◆ Source records ◆
* Begin *
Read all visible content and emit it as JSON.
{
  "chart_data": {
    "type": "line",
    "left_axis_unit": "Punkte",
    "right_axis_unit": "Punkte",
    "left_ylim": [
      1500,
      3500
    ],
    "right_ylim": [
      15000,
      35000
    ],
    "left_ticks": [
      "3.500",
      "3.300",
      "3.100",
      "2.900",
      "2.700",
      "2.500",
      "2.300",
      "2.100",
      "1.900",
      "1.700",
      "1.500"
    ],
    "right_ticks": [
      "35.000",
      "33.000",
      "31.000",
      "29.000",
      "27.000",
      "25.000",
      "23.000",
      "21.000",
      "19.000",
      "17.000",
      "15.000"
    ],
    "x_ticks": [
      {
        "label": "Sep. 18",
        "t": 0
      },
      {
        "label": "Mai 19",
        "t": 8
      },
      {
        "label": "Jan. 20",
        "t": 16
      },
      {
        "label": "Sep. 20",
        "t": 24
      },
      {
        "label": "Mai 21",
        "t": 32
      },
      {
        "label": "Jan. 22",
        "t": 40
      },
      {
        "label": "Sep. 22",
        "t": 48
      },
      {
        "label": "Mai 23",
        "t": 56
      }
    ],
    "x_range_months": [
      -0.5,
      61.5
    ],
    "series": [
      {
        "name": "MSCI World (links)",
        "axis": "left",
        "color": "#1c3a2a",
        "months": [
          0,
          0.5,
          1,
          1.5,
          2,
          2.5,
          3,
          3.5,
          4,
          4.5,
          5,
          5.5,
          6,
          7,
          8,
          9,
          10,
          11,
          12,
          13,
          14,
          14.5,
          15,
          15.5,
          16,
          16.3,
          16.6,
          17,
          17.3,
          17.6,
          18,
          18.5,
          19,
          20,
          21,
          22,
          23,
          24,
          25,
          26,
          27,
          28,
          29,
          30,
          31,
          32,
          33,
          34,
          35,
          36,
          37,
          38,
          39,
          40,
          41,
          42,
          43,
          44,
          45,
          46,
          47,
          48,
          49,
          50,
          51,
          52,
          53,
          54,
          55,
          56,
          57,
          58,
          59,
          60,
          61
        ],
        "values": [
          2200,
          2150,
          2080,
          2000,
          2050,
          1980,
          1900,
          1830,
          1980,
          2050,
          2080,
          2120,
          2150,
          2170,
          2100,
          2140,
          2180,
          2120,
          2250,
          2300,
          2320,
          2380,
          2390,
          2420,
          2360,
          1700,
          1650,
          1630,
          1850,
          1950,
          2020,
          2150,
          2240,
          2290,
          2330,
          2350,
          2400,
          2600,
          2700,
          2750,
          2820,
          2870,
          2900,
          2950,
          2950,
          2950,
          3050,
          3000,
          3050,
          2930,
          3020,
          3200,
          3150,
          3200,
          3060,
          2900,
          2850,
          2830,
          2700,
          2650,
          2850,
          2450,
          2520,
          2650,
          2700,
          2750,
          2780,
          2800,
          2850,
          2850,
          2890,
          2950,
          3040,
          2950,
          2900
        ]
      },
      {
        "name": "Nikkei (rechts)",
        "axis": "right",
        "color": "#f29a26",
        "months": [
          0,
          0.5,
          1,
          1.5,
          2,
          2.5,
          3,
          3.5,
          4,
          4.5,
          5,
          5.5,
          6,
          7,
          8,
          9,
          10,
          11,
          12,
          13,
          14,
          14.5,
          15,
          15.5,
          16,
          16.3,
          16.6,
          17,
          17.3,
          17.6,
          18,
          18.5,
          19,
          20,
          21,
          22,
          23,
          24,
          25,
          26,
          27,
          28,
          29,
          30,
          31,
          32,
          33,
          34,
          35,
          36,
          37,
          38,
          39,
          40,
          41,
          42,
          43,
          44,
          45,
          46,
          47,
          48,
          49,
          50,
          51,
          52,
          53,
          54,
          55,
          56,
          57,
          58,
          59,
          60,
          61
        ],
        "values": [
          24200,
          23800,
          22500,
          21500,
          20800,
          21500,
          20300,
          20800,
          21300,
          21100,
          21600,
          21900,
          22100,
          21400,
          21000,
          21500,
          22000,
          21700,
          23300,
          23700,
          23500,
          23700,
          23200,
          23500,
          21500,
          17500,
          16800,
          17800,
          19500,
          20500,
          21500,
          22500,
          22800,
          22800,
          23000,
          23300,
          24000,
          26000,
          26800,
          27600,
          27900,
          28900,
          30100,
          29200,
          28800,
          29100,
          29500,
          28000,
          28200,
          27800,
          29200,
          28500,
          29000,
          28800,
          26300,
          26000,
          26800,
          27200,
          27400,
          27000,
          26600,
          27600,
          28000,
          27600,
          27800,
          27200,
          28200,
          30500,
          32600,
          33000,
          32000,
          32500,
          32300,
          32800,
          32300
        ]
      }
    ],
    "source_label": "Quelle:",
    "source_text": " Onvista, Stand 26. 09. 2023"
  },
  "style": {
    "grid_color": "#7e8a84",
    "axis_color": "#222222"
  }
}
* End *
Give back the data above exactly as it appears.

◆ Reply to the exercise ◆
Read all visible content and emit it as JSON.
{
  "chart_data": {
    "type": "line",
    "left_axis_unit": "Punkte",
    "right_axis_unit": "Punkte",
    "left_ylim": [
      1500,
      3500
    ],
    "right_ylim": [
      15000,
      35000
    ],
    "left_ticks": [
      "3.500",
      "3.300",
      "3.100",
      "2.900",
      "2.700",
      "2.500",
      "2.300",
      "2.100",
      "1.900",
      "1.700",
      "1.500"
    ],
    "right_ticks": [
      "35.000",
      "33.000",
      "31.000",
      "29.000",
      "27.000",
      "25.000",
      "23.000",
      "21.000",
      "19.000",
      "17.000",
      "15.000"
    ],
    "x_ticks": [
      {
        "label": "Sep. 18",
        "t": 0
      },
      {
        "label": "Mai 19",
        "t": 8
      },
      {
        "label": "Jan. 20",
        "t": 16
      },
      {
        "label": "Sep. 20",
        "t": 24
      },
      {
        "label": "Mai 21",
        "t": 32
      },
      {
        "label": "Jan. 22",
        "t": 40
      },
      {
        "label": "Sep. 22",
        "t": 48
      },
      {
        "label": "Mai 23",
        "t": 56
      }
    ],
    "x_range_months": [
      -0.5,
      61.5
    ],
    "series": [
      {
        "name": "MSCI World (links)",
        "axis": "left",
        "color": "#1c3a2a",
        "months": [
          0,
          0.5,
          1,
          1.5,
          2,
          2.5,
          3,
          3.5,
          4,
          4.5,
          5,
          5.5,
          6,
          7,
          8,
          9,
          10,
          11,
          12,
          13,
          14,
          14.5,
          15,
          15.5,
          16,
          16.3,
          16.6,
          17,
          17.3,
          17.6,
          18,
          18.5,
          19,
          20,
          21,
          22,
          23,
          24,
          25,
          26,
          27,
          28,
          29,
          30,
          31,
          32,
          33,
          34,
          35,
          36,
          37,
          38,
          39,
          40,
          41,
          42,
          43,
          44,
          45,
          46,
          47,
          48,
          49,
          50,
          51,
          52,
          53,
          54,
          55,
          56,
          57,
          58,
          59,
          60,
          61
        ],
        "values": [
          2200,
          2150,
          2080,
          2000,
          2050,
          1980,
          1900,
          1830,
          1980,
          2050,
          2080,
          2120,
          2150,
          2170,
          2100,
          2140,
          2180,
          2120,
          2250,
          2300,
          2320,
          2380,
          2390,
          2420,
          2360,
          1700,
          1650,
          1630,
          1850,
          1950,
          2020,
          2150,
          2240,
          2290,
          2330,
          2350,
          2400,
          2600,
          2700,
          2750,
          2820,
          2870,
          2900,
          2950,
          2950,
          2950,
          3050,
          3000,
          3050,
          2930,
          3020,
          3200,
          3150,
          3200,
          3060,
          2900,
          2850,
          2830,
          2700,
          2650,
          2850,
          2450,
          2520,
          2650,
          2700,
          2750,
          2780,
          2800,
          2850,
          2850,
          2890,
          2950,
          3040,
          2950,
          2900
        ]
      },
      {
        "name": "Nikkei (rechts)",
        "axis": "right",
        "color": "#f29a26",
        "months": [
          0,
          0.5,
          1,
          1.5,
          2,
          2.5,
          3,
          3.5,
          4,
          4.5,
          5,
          5.5,
          6,
          7,
          8,
          9,
          10,
          11,
          12,
          13,
          14,
          14.5,
          15,
          15.5,
          16,
          16.3,
          16.6,
          17,
          17.3,
          17.6,
          18,
          18.5,
          19,
          20,
          21,
          22,
          23,
          24,
          25,
          26,
          27,
          28,
          29,
          30,
          31,
          32,
          33,
          34,
          35,
          36,
          37,
          38,
          39,
          40,
          41,
          42,
          43,
          44,
          45,
          46,
          47,
          48,
          49,
          50,
          51,
          52,
          53,
          54,
          55,
          56,
          57,
          58,
          59,
          60,
          61
        ],
        "values": [
          24200,
          23800,
          22500,
          21500,
          20800,
          21500,
          20300,
          20800,
          21300,
          21100,
          21600,
          21900,
          22100,
          21400,
          21000,
          21500,
          22000,
          21700,
          23300,
          23700,
          23500,
          23700,
          23200,
          23500,
          21500,
          17500,
          16800,
          17800,
          19500,
          20500,
          21500,
          22500,
          22800,
          22800,
          23000,
          23300,
          24000,
          26000,
          26800,
          27600,
          27900,
          28900,
          30100,
          29200,
          28800,
          29100,
          29500,
          28000,
          28200,
          27800,
          29200,
          28500,
          29000,
          28800,
          26300,
          26000,
          26800,
          27200,
          27400,
          27000,
          26600,
          27600,
          28000,
          27600,
          27800,
          27200,
          28200,
          30500,
          32600,
          33000,
          32000,
          32500,
          32300,
          32800,
          32300
        ]
      }
    ],
    "source_label": "Quelle:",
    "source_text": " Onvista, Stand 26. 09. 2023"
  },
  "style": {
    "grid_color": "#7e8a84",
    "axis_color": "#222222"
  }
}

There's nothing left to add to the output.